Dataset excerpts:
— Start —

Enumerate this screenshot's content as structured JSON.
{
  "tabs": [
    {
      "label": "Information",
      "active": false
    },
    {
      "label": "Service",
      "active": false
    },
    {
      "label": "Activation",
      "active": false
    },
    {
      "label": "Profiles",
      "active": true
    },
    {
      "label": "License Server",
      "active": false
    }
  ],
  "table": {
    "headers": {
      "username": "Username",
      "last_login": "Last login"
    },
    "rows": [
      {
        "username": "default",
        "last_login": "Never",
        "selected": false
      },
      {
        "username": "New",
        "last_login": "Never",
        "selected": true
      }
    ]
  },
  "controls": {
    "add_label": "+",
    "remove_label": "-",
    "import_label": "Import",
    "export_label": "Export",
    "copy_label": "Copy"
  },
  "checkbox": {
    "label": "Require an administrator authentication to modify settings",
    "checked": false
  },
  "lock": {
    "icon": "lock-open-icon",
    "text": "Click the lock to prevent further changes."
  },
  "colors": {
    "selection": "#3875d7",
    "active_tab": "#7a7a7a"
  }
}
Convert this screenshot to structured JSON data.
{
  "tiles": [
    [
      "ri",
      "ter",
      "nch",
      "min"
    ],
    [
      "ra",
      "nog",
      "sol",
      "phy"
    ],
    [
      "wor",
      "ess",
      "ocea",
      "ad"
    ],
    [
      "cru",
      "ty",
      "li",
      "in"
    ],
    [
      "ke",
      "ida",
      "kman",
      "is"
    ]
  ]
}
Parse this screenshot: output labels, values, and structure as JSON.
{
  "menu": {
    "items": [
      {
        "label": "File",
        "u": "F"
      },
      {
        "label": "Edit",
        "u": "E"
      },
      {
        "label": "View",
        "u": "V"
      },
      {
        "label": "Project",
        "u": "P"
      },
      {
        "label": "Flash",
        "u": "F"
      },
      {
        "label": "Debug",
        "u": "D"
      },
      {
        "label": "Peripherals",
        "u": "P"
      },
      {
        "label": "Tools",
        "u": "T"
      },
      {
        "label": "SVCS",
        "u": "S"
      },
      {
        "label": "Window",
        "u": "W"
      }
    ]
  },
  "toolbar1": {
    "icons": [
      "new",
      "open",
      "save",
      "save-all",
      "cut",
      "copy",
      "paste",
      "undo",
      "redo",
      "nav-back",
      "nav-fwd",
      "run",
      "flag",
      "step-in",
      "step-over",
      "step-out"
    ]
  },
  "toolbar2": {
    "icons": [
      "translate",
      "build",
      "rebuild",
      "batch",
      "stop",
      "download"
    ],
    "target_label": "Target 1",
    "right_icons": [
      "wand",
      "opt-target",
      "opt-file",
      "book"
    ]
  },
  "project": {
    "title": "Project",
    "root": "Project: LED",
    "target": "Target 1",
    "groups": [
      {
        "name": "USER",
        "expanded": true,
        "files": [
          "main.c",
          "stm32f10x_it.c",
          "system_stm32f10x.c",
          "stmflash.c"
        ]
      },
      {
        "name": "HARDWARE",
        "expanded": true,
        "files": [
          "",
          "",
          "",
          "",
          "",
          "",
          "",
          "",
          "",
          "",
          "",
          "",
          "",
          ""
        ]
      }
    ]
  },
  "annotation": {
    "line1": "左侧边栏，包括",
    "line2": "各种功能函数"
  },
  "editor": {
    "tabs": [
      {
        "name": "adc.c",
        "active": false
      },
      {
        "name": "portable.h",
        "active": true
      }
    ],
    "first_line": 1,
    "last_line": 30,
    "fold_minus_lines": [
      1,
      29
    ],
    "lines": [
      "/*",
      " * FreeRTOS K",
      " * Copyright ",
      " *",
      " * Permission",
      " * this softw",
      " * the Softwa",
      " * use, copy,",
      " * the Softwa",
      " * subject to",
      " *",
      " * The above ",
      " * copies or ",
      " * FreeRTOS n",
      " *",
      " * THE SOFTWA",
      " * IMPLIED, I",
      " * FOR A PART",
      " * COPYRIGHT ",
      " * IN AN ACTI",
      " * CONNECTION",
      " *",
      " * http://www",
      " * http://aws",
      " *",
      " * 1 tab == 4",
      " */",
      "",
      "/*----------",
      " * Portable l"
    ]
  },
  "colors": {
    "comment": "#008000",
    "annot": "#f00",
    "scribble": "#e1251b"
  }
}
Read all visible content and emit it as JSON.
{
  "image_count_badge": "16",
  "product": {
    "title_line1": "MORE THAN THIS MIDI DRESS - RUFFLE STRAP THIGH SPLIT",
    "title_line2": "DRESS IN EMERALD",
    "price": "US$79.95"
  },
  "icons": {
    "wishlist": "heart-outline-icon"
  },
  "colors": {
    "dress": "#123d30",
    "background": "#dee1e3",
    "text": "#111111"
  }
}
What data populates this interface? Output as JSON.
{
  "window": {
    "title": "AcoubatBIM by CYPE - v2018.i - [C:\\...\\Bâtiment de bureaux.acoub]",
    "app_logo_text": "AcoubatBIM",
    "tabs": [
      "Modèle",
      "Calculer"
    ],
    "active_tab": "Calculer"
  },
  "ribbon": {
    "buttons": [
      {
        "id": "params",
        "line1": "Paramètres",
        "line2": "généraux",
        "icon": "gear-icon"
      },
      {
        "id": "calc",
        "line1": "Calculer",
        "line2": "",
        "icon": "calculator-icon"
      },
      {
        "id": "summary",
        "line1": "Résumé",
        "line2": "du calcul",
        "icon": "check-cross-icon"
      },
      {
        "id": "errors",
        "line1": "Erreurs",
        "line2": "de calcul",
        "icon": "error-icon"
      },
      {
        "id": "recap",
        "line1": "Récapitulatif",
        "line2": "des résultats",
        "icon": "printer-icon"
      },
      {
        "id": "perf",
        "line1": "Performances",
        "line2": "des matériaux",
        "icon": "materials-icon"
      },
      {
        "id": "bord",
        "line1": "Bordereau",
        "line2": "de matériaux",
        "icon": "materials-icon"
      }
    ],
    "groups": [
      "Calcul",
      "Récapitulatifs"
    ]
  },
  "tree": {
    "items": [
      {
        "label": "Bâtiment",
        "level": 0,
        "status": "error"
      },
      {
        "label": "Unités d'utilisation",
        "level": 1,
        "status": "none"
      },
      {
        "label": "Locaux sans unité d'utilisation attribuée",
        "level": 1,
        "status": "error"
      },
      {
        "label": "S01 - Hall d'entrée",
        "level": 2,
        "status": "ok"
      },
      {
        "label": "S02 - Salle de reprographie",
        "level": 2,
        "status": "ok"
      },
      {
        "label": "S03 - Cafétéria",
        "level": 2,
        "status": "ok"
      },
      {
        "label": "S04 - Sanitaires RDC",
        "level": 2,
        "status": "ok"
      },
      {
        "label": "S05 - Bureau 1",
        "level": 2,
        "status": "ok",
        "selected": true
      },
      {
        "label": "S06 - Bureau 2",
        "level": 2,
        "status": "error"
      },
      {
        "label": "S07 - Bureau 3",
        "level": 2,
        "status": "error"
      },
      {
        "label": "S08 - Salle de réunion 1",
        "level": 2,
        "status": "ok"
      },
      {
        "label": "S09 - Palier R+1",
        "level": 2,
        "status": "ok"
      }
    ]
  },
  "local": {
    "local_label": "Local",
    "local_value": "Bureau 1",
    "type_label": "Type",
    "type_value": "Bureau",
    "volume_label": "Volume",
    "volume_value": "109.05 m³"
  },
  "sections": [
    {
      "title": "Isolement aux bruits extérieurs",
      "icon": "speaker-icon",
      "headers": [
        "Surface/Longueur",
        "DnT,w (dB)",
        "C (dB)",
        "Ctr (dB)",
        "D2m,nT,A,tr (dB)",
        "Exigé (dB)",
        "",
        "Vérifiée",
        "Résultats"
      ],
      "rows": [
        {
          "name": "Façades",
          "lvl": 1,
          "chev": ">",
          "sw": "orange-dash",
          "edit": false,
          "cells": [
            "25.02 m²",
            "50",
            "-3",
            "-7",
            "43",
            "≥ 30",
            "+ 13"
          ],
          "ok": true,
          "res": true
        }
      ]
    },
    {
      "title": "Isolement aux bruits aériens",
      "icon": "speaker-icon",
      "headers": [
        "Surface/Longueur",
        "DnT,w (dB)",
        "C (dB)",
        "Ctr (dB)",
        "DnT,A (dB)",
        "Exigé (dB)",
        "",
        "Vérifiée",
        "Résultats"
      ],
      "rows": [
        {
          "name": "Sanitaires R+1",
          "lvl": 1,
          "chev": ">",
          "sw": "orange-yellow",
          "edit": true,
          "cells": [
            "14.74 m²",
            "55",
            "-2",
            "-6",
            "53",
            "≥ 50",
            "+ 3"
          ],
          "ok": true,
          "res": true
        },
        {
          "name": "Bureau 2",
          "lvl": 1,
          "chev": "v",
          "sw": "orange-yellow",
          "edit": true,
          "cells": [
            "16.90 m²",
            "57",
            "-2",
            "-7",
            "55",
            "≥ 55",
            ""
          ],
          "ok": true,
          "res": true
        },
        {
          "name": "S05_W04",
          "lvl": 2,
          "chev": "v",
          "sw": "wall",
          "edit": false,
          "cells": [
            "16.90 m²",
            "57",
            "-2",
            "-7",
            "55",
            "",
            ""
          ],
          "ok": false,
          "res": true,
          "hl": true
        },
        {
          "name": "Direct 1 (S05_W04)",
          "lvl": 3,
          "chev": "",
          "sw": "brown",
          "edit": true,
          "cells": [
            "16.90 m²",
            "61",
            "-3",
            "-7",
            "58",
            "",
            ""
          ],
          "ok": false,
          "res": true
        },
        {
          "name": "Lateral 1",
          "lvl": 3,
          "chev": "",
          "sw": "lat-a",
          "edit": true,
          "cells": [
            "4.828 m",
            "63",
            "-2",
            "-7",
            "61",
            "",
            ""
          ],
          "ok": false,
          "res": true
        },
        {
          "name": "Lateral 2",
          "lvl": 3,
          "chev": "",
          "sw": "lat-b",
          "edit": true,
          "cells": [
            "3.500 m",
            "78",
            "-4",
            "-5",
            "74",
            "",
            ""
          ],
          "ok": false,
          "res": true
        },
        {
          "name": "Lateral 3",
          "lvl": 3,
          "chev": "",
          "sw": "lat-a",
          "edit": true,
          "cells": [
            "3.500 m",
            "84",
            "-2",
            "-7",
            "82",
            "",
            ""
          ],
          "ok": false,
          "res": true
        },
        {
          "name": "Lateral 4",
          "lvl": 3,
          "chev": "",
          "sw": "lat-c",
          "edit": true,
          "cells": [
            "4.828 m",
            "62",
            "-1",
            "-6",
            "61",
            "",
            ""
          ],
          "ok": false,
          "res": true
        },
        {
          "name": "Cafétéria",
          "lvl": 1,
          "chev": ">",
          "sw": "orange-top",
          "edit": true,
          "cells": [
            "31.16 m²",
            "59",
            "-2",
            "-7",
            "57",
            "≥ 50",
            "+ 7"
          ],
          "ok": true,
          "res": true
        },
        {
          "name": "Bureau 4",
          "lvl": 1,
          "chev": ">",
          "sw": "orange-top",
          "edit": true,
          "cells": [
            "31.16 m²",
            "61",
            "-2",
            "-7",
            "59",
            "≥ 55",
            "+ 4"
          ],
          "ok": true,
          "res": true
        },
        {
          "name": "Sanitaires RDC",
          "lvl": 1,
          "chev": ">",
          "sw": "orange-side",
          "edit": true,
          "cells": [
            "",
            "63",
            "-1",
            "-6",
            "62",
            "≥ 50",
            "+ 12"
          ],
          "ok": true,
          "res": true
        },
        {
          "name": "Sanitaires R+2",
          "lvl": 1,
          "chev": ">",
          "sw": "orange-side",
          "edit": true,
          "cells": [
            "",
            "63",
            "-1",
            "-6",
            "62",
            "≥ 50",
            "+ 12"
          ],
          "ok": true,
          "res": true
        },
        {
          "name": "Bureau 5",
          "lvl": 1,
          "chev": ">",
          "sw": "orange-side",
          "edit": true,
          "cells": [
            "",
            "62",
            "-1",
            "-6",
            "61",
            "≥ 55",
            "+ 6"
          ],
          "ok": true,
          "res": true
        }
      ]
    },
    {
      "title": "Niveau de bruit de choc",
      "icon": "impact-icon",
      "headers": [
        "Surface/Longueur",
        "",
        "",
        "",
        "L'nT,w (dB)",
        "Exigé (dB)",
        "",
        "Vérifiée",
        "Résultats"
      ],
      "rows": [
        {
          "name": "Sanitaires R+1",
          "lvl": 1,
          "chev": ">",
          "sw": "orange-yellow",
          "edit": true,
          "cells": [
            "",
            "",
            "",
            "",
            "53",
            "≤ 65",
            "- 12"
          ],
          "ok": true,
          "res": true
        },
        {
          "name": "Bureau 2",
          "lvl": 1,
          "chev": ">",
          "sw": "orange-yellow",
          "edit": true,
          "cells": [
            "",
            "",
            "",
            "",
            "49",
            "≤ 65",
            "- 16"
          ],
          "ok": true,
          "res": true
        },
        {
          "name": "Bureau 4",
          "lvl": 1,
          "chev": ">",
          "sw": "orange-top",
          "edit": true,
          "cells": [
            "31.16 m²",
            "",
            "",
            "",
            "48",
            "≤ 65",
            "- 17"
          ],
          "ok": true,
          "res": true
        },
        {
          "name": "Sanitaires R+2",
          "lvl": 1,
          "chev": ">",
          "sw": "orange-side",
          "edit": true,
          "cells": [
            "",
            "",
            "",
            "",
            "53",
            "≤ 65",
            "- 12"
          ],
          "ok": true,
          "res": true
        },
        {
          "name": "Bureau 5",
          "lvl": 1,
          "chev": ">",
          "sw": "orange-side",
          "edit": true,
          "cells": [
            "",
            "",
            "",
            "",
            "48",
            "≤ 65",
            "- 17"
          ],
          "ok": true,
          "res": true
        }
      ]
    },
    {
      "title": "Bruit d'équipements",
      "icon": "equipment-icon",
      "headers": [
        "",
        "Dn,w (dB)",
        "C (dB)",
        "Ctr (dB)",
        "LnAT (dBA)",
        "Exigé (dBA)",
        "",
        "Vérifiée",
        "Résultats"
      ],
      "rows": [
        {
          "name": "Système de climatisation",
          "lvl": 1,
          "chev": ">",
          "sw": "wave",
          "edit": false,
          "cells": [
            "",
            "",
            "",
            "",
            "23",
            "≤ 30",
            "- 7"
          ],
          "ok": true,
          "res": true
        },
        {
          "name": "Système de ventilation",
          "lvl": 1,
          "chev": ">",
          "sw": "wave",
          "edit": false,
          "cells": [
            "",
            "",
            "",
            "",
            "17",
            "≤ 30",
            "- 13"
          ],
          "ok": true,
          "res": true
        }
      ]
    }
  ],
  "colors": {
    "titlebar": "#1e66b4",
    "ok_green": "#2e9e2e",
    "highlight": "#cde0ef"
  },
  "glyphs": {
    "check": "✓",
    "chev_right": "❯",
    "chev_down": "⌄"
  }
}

— End —

| WHAT THIS TASK INVOLVES |
State how many lines of the records above contain the word "matériaux", and give only that number.

| FINISHED EXERCISE |
2